— ЗАДАНИЕ —
Перепишите дословно фрагмент статьи о Солженицыне от слов «И в той же мере» до слов «Солженицына своей славой.».

— СТАТЬЯ —
+ + +
Я довольно давно и близко знаю писательское племя и какой-то частью сам к нему принадлежу. Потому могу подтвердить: за малыми исключениями все авторы, в особенности понюхавшие дыма славы, амбициозны, чувствительны к похвалам, как дети, и не переносят малейшей критики, уязвимы, пристрастны, эгоцентричны. Но Солженицын не просто писатель, он писатель великий, наделенный огромным талантом, сокрушительной энергией и волей, которая стала тоже частью и качеством этого таланта, помогла ему выжить и утвердиться в крайне неблагоприятных для него обстоятельствах.
И в той же мере велики, доходят до граней крайних, его чувствительность к хуле и похвале, его сознание себя центром вселенной. «Темечко не выдержало», – комментировал Твардовский это обольщение Солженицына своей славой.
+ + +
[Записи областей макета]
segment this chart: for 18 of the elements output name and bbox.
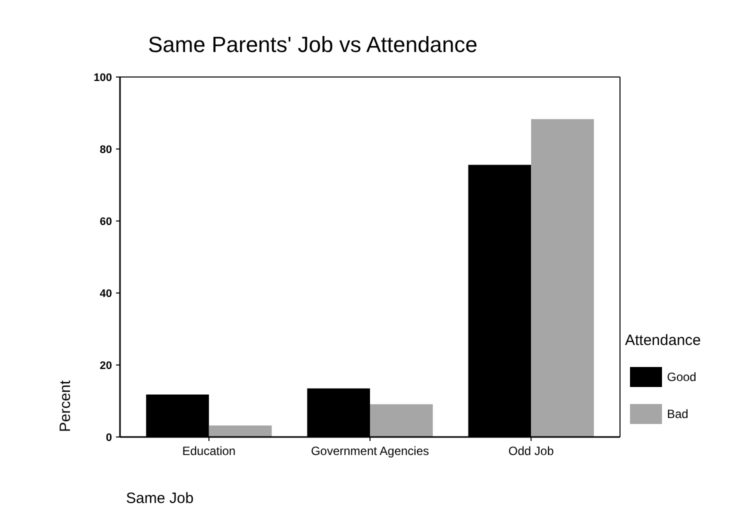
y-tick-label: 20 [100,360,112,372]
x-tick-label: Government Agencies [310,444,430,458]
bar [208,425,272,437]
x-axis-title: Same Job [126,490,194,507]
legend-title: Attendance [625,332,701,349]
bar [370,404,433,437]
x-tick-label: Odd Job [508,444,554,458]
y-tick-label: 80 [100,144,112,156]
y-axis-title: Percent [57,379,74,432]
legend-label: Good [667,370,696,384]
bar [531,119,594,437]
chart-title: Same Parents' Job vs Attendance [148,32,478,57]
y-tick-label: 0 [106,432,112,444]
y-tick-label: 40 [100,288,112,300]
y-tick-label: 60 [100,216,112,228]
x-tick-label: Education [182,444,236,458]
y-tick-label: 100 [94,72,112,84]
legend-label: Bad [667,407,688,422]
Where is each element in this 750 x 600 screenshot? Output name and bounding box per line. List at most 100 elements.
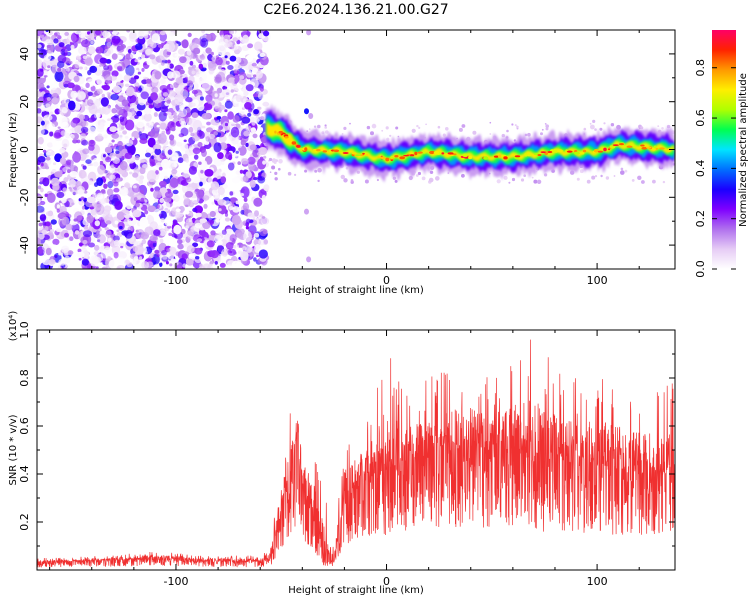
- noise-blob: [102, 30, 110, 38]
- signal-peak: [304, 147, 308, 152]
- noise-blob: [108, 30, 114, 33]
- noise-blob: [175, 214, 181, 219]
- noise-blob: [46, 97, 52, 101]
- noise-blob: [95, 216, 99, 220]
- noise-blob: [244, 245, 253, 253]
- noise-blob: [105, 38, 112, 43]
- noise-blob: [113, 239, 121, 247]
- noise-blob: [52, 140, 57, 147]
- noise-blob: [119, 225, 123, 230]
- noise-blob: [110, 93, 119, 101]
- noise-blob: [238, 111, 245, 116]
- noise-blob: [188, 126, 194, 133]
- noise-blob: [40, 187, 44, 193]
- noise-blob: [135, 229, 145, 239]
- faint-point: [545, 124, 549, 128]
- noise-blob: [217, 187, 225, 195]
- signal-peak: [284, 136, 289, 139]
- noise-blob: [227, 162, 235, 171]
- noise-blob: [184, 191, 194, 198]
- noise-blob: [156, 253, 160, 258]
- noise-blob: [263, 30, 270, 37]
- faint-point: [340, 174, 345, 180]
- noise-blob: [210, 181, 220, 191]
- noise-blob: [139, 167, 146, 175]
- noise-blob: [113, 251, 119, 259]
- noise-blob: [167, 149, 173, 155]
- noise-blob: [76, 185, 86, 195]
- noise-blob: [211, 201, 215, 205]
- noise-blob: [106, 42, 112, 48]
- noise-blob: [166, 99, 171, 104]
- faint-point: [514, 124, 517, 127]
- noise-blob: [252, 133, 258, 139]
- signal-peak: [619, 143, 624, 146]
- noise-blob: [141, 67, 145, 72]
- noise-blob: [61, 216, 70, 226]
- noise-blob: [124, 105, 131, 112]
- noise-blob: [203, 140, 210, 145]
- noise-blob: [88, 104, 98, 115]
- noise-blob: [86, 196, 96, 204]
- faint-point: [603, 122, 606, 125]
- noise-blob: [231, 177, 240, 184]
- signal-peak: [653, 145, 657, 149]
- noise-blob: [186, 230, 195, 239]
- x-tick-label: 100: [587, 575, 608, 588]
- noise-blob: [56, 204, 61, 209]
- isolated-feature: [306, 256, 312, 263]
- noise-blob: [94, 220, 101, 227]
- y-tick-label: 0.4: [18, 465, 31, 483]
- noise-blob: [259, 52, 266, 58]
- noise-blob: [40, 120, 45, 126]
- noise-blob: [169, 134, 175, 141]
- noise-blob: [223, 167, 229, 173]
- noise-blob: [171, 233, 177, 238]
- signal-peak: [447, 152, 454, 155]
- noise-blob: [241, 116, 251, 124]
- noise-blob: [50, 177, 60, 186]
- signal-peak: [362, 152, 365, 155]
- noise-blob: [232, 115, 240, 123]
- noise-blob: [182, 263, 187, 268]
- noise-blob: [121, 99, 129, 107]
- noise-blob: [235, 200, 240, 205]
- faint-point: [324, 126, 328, 129]
- noise-blob: [158, 262, 163, 267]
- noise-blob: [95, 35, 101, 42]
- noise-blob: [169, 177, 179, 188]
- noise-blob: [206, 121, 211, 126]
- noise-blob: [45, 156, 51, 161]
- noise-blob: [69, 236, 74, 241]
- noise-blob: [243, 130, 250, 137]
- noise-blob: [210, 250, 219, 259]
- noise-blob: [218, 125, 223, 131]
- noise-blob: [196, 238, 203, 243]
- faint-point: [657, 125, 660, 127]
- noise-blob: [74, 230, 80, 235]
- noise-blob: [154, 148, 162, 156]
- noise-blob: [225, 264, 234, 269]
- noise-blob: [90, 115, 96, 122]
- noise-blob: [111, 132, 119, 139]
- noise-blob: [223, 30, 230, 35]
- noise-blob: [82, 148, 90, 155]
- noise-blob: [134, 202, 140, 208]
- noise-blob: [82, 55, 88, 60]
- signal-peak: [640, 144, 645, 147]
- noise-blob: [231, 214, 241, 226]
- noise-blob: [79, 133, 87, 140]
- noise-blob: [149, 235, 158, 242]
- noise-blob: [124, 229, 133, 239]
- signal-peak: [390, 156, 394, 159]
- noise-blob: [99, 160, 104, 166]
- faint-point: [489, 133, 492, 135]
- noise-blob: [167, 59, 171, 64]
- noise-blob: [132, 209, 142, 218]
- noise-blob: [123, 93, 126, 98]
- noise-blob: [167, 71, 174, 79]
- noise-blob: [96, 75, 105, 86]
- noise-blob: [133, 256, 139, 261]
- noise-blob: [191, 89, 198, 95]
- noise-blob: [229, 191, 234, 196]
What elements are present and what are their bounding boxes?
+ + +
— ИТОГОВЫЙ ОТВЕТ —
И в той же мере велики, доходят до граней крайних, его чувствительность к хуле и похвале, его сознание себя центром вселенной. «Темечко не выдержало», – комментировал Твардовский это обольщение Солженицына своей славой.